### PAGE
==========

Asking what is a pro skateboarder is a question that is often asked as there are many skateboarders out there but only a few are actual pro skateboarders. Going pro in skateboarding is a smooth ride to making a living from the sport. To be referred to as a pro skateboarder is not something that comes easily.
Skateboarders usually need to work hard to be promoted to a pro rank.
Let us take a look at what pro means, particularly in skateboarding, who decides who a pro is and how to identify a pro skateboarder.
What is Pro in Skateboarding?
Becoming a pro skateboarder is when you cross the line from skateboarding for fun (an amateur) and to skateboarding for money (a professional). It means being able to earn a living from skateboarding. Pro skateboarders live off of skateboarding.
They travel around for competitions and have sponsors who invest in them and expect a return on investment in them. This way, they get money from competitions and sponsors. Pro skateboarders are paid to skateboard and receive monetary benefits from their sponsors.
A pro skateboarder is one that has made it past it being a hobby. They receive lots of free items like skateboards, shoes, helmet and other accessories from sponsors.
A skateboarder can be very good, join in competitions and still be called an amateur.
The number of years spent practising and visiting skateboard meetups is not also a factor in being recognised as a pro skateboarder. A skateboarder can spend a number of years in a team and still not be confirmed a pro, but a skateboarder on the same team can spend a fewer number of years and become a pro shortly after.
Being recognised as a pro skateboarder is a whole different ball game. It really doesn’t matter if a skateboarder is a member of a popular team, joins a team in competitions, has been in the game for long, skateboards beautifully – he/she may still not break into the rank of pro skaters.
A skateboarder cannot be called a pro in the game simply because people feel he is a good skater. So, how then do skateboarders become pro in skateboarding?
How Do You Know A Skateboarder Has Gone Pro?

==========

### Records in a dataset

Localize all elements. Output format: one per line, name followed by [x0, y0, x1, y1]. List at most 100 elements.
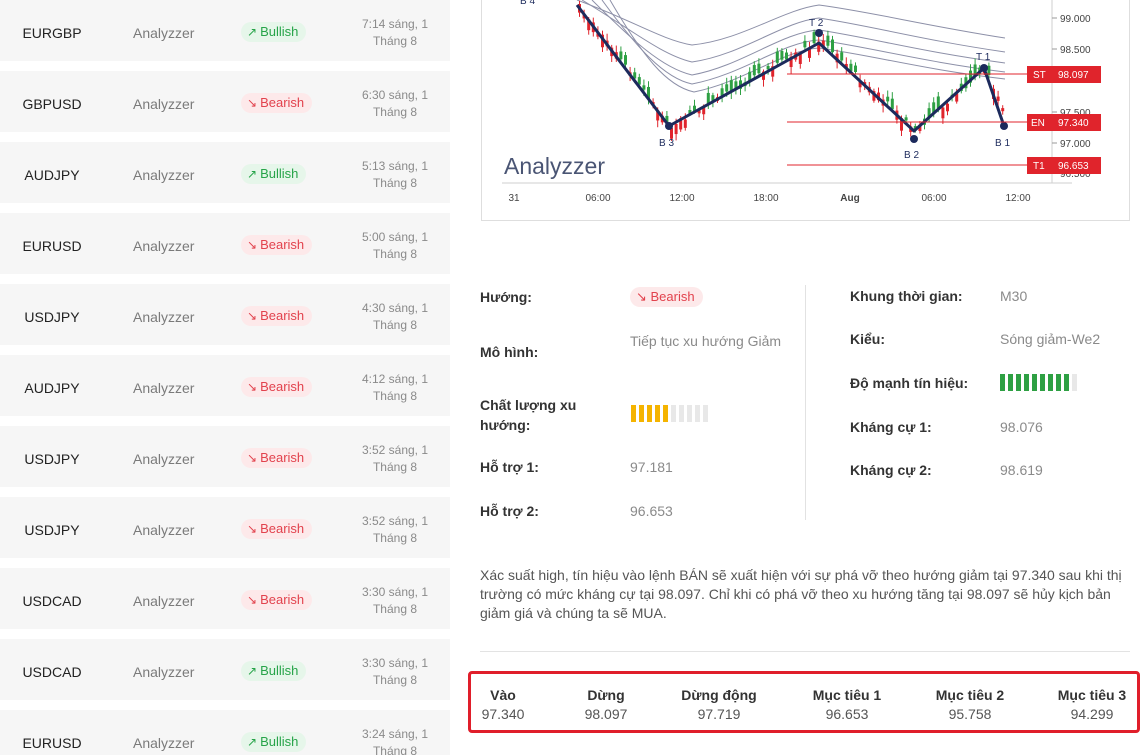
level-title: Mục tiêu 1 — [812, 687, 882, 703]
signal-time: 3:30 sáng, 1 Tháng 8 — [340, 584, 450, 618]
signal-summary: Xác suất high, tín hiệu vào lệnh BÁN sẽ … — [480, 567, 1122, 621]
meter-segment — [631, 405, 636, 422]
signal-source: Analyzzer — [133, 735, 195, 751]
type-label: Kiểu: — [850, 331, 885, 347]
arrow-down-right-icon: ↘ — [247, 380, 258, 394]
time-line1: 3:30 sáng, 1 — [361, 585, 429, 599]
price-chart[interactable]: B 4 B 3 T 2 B 2 T 1 B 1 99.000 98.500 97… — [481, 0, 1130, 221]
signal-time: 3:52 sáng, 1 Tháng 8 — [340, 442, 450, 476]
ema-line — [591, 0, 1006, 76]
signal-row[interactable]: USDCAD Analyzzer ↘ Bearish 3:30 sáng, 1 Th… — [0, 568, 450, 634]
pivot-point — [1000, 122, 1008, 130]
arrow-up-right-icon: ↗ — [247, 167, 258, 181]
signal-time: 4:30 sáng, 1 Tháng 8 — [340, 300, 450, 334]
arrow-up-right-icon: ↗ — [247, 735, 258, 749]
meter-segment — [1064, 374, 1069, 391]
time-line1: 3:30 sáng, 1 — [361, 656, 429, 670]
signal-strength-label: Độ mạnh tín hiệu: — [850, 375, 969, 391]
level-value: 96.653 — [825, 706, 869, 722]
signal-row[interactable]: EURUSD Analyzzer ↗ Bullish 3:24 sáng, 1 Th… — [0, 710, 450, 755]
signal-row[interactable]: AUDJPY Analyzzer ↗ Bullish 5:13 sáng, 1 Th… — [0, 142, 450, 208]
arrow-down-right-icon: ↘ — [247, 522, 258, 536]
candle-body — [624, 55, 627, 65]
meter-segment — [1016, 374, 1021, 391]
signal-row[interactable]: USDJPY Analyzzer ↘ Bearish 4:30 sáng, 1 Th… — [0, 284, 450, 350]
x-tick-label: 06:00 — [585, 193, 610, 204]
trend-label: Bearish — [260, 95, 305, 110]
signal-pair: USDJPY — [24, 309, 80, 325]
signal-pair: USDCAD — [22, 664, 82, 680]
signal-source: Analyzzer — [133, 167, 195, 183]
time-line1: 4:30 sáng, 1 — [361, 301, 429, 315]
candle-body — [946, 103, 949, 112]
candle-body — [642, 85, 646, 90]
arrow-down-right-icon: ↘ — [247, 238, 258, 252]
signal-list: EURGBP Analyzzer ↗ Bullish 7:14 sáng, 1 Th… — [0, 0, 450, 755]
candle-body — [752, 65, 756, 76]
time-line1: 7:14 sáng, 1 — [361, 17, 429, 31]
level-value: 97.719 — [697, 706, 741, 722]
arrow-up-right-icon: ↗ — [247, 25, 258, 39]
support1-label: Hỗ trợ 1: — [480, 459, 539, 475]
signal-time: 5:00 sáng, 1 Tháng 8 — [340, 229, 450, 263]
meter-segment — [655, 405, 660, 422]
signal-row[interactable]: USDJPY Analyzzer ↘ Bearish 3:52 sáng, 1 Th… — [0, 426, 450, 492]
arrow-up-right-icon: ↗ — [247, 664, 258, 678]
meter-segment — [687, 405, 692, 422]
price-tag-label: EN — [1031, 118, 1045, 129]
pattern-label: Mô hình: — [480, 344, 539, 360]
signal-source: Analyzzer — [133, 25, 195, 41]
meter-segment — [671, 405, 676, 422]
signal-pair: USDCAD — [22, 593, 82, 609]
signal-time: 5:13 sáng, 1 Tháng 8 — [340, 158, 450, 192]
signal-time: 3:24 sáng, 1 Tháng 8 — [340, 726, 450, 755]
x-tick-label: 18:00 — [753, 193, 778, 204]
trade-levels: Vào 97.340 Dừng 98.097 Dừng động 97.719 … — [468, 671, 1140, 733]
arrow-down-right-icon: ↘ — [247, 593, 258, 607]
level-title: Mục tiêu 2 — [935, 687, 1005, 703]
meter-segment — [1040, 374, 1045, 391]
trend-label: Bearish — [260, 592, 305, 607]
signal-time: 6:30 sáng, 1 Tháng 8 — [340, 87, 450, 121]
trend-badge: ↘ Bearish — [241, 93, 313, 113]
meter-segment — [1072, 374, 1077, 391]
level-value: 94.299 — [1070, 706, 1114, 722]
level-title: Dừng — [587, 687, 625, 703]
signal-source: Analyzzer — [133, 451, 195, 467]
signal-row[interactable]: EURUSD Analyzzer ↘ Bearish 5:00 sáng, 1 Th… — [0, 213, 450, 279]
trend-badge: ↘ Bearish — [241, 377, 313, 397]
time-line2: Tháng 8 — [372, 531, 418, 545]
candle-body — [886, 96, 890, 102]
time-line2: Tháng 8 — [372, 105, 418, 119]
signal-row[interactable]: GBPUSD Analyzzer ↘ Bearish 6:30 sáng, 1 Th… — [0, 71, 450, 137]
signal-source: Analyzzer — [133, 522, 195, 538]
level-value: 97.340 — [481, 706, 525, 722]
divider — [480, 651, 1130, 652]
pattern-value: Tiếp tục xu hướng Giảm — [630, 333, 782, 349]
meter-segment — [695, 405, 700, 422]
candle-body — [826, 35, 830, 46]
trend-label: Bullish — [260, 734, 299, 749]
signal-row[interactable]: EURGBP Analyzzer ↗ Bullish 7:14 sáng, 1 Th… — [0, 0, 450, 66]
candle-body — [619, 51, 623, 60]
pivot-point — [665, 122, 673, 130]
signal-row[interactable]: USDJPY Analyzzer ↘ Bearish 3:52 sáng, 1 Th… — [0, 497, 450, 563]
direction-badge: ↘ Bearish — [630, 287, 703, 307]
signal-source: Analyzzer — [133, 238, 195, 254]
zigzag-line — [575, 4, 1006, 133]
arrow-down-right-icon: ↘ — [247, 96, 258, 110]
trend-label: Bearish — [260, 379, 305, 394]
candle-body — [803, 40, 807, 48]
time-line2: Tháng 8 — [372, 247, 418, 261]
candle-body — [674, 123, 678, 135]
meter-segment — [639, 405, 644, 422]
signal-source: Analyzzer — [133, 380, 195, 396]
y-tick-label: 98.500 — [1060, 45, 1091, 56]
resistance2-value: 98.619 — [1000, 462, 1043, 478]
signal-time: 3:52 sáng, 1 Tháng 8 — [340, 513, 450, 547]
level-trailing-stop: Dừng động 97.719 — [671, 686, 767, 724]
signal-row[interactable]: USDCAD Analyzzer ↗ Bullish 3:30 sáng, 1 Th… — [0, 639, 450, 705]
y-tick-label: 99.000 — [1060, 14, 1091, 25]
signal-row[interactable]: AUDJPY Analyzzer ↘ Bearish 4:12 sáng, 1 Th… — [0, 355, 450, 421]
column-divider — [805, 285, 806, 520]
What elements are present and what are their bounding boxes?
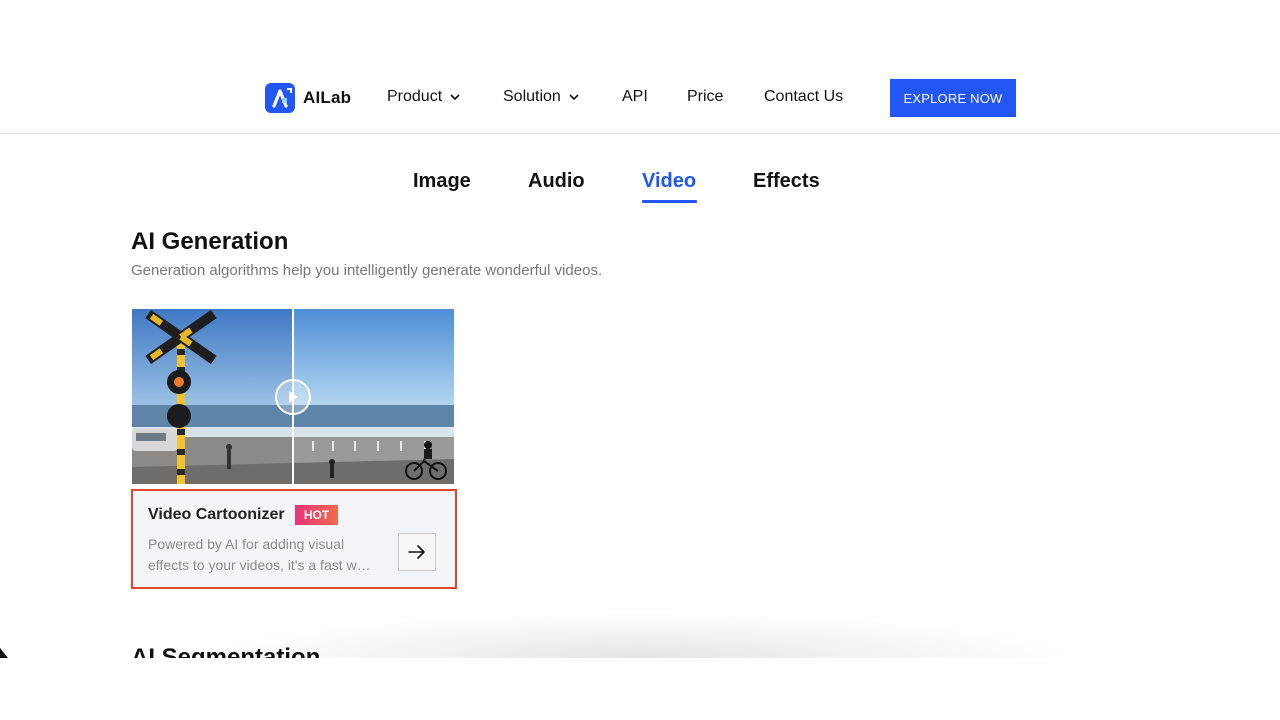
tab-video[interactable]: Video [642, 170, 696, 193]
nav-item-contact-us[interactable]: Contact Us [764, 88, 843, 106]
viewport-bottom [0, 658, 1280, 720]
corner-glyph [0, 648, 8, 658]
active-tab-indicator [642, 200, 697, 203]
explore-now-button[interactable]: EXPLORE NOW [890, 79, 1016, 117]
open-tool-button[interactable] [398, 533, 436, 571]
card-title: Video Cartoonizer [148, 506, 285, 524]
video-preview[interactable] [132, 309, 454, 484]
nav-label: Solution [503, 88, 561, 106]
card-description-line: Powered by AI for adding visual [148, 534, 376, 555]
tab-audio[interactable]: Audio [528, 170, 585, 193]
card-description-line: effects to your videos, it's a fast wa..… [148, 555, 376, 576]
video-thumbnail [132, 309, 454, 484]
nav-item-api[interactable]: API [622, 88, 648, 106]
brand-name: AILab [303, 88, 351, 108]
play-icon [276, 380, 310, 414]
section-description: Generation algorithms help you intellige… [131, 262, 602, 279]
top-navbar: AILab Product Solution API Price Contact… [0, 0, 1280, 134]
tab-effects[interactable]: Effects [753, 170, 820, 193]
nav-label: Contact Us [764, 88, 843, 106]
card-description: Powered by AI for adding visual effects … [148, 534, 376, 576]
section-title: AI Generation [131, 228, 288, 256]
floating-bar-shadow [200, 612, 1080, 658]
nav-item-product[interactable]: Product [387, 88, 460, 106]
arrow-right-icon [408, 545, 426, 559]
brand-logo[interactable]: AILab [265, 83, 351, 113]
nav-item-price[interactable]: Price [687, 88, 723, 106]
tab-image[interactable]: Image [413, 170, 471, 193]
chevron-down-icon [450, 92, 460, 102]
nav-label: Product [387, 88, 442, 106]
nav-label: API [622, 88, 648, 106]
nav-label: Price [687, 88, 723, 106]
ailab-logo-icon [265, 83, 295, 113]
chevron-down-icon [569, 92, 579, 102]
hot-badge: HOT [295, 505, 338, 525]
nav-item-solution[interactable]: Solution [503, 88, 579, 106]
video-cartoonizer-card[interactable]: Video Cartoonizer HOT Powered by AI for … [131, 489, 457, 589]
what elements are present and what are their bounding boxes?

==========

### TO-DO LIST
**a.** Answer these questions from the pro skateboarding text:
(i) What is a skateboarder who skates for fun called?
(ii) From which two sources do pro skateboarders get money?
(iii) What free items do pro skateboarders receive from sponsors?
**b.** Retype the stretch of the pro skateboarding text from "They travel around" through "from their sponsors.", keeping every word unchanged.

### ANSWERS
**a.**
(i) An amateur.
(ii) Competitions and sponsors.
(iii) Skateboards, shoes, helmet and other accessories.

**b.**
They travel around for competitions and have sponsors who invest in them and expect a return on investment in them. This way, they get money from competitions and sponsors. Pro skateboarders are paid to skateboard and receive monetary benefits from their sponsors.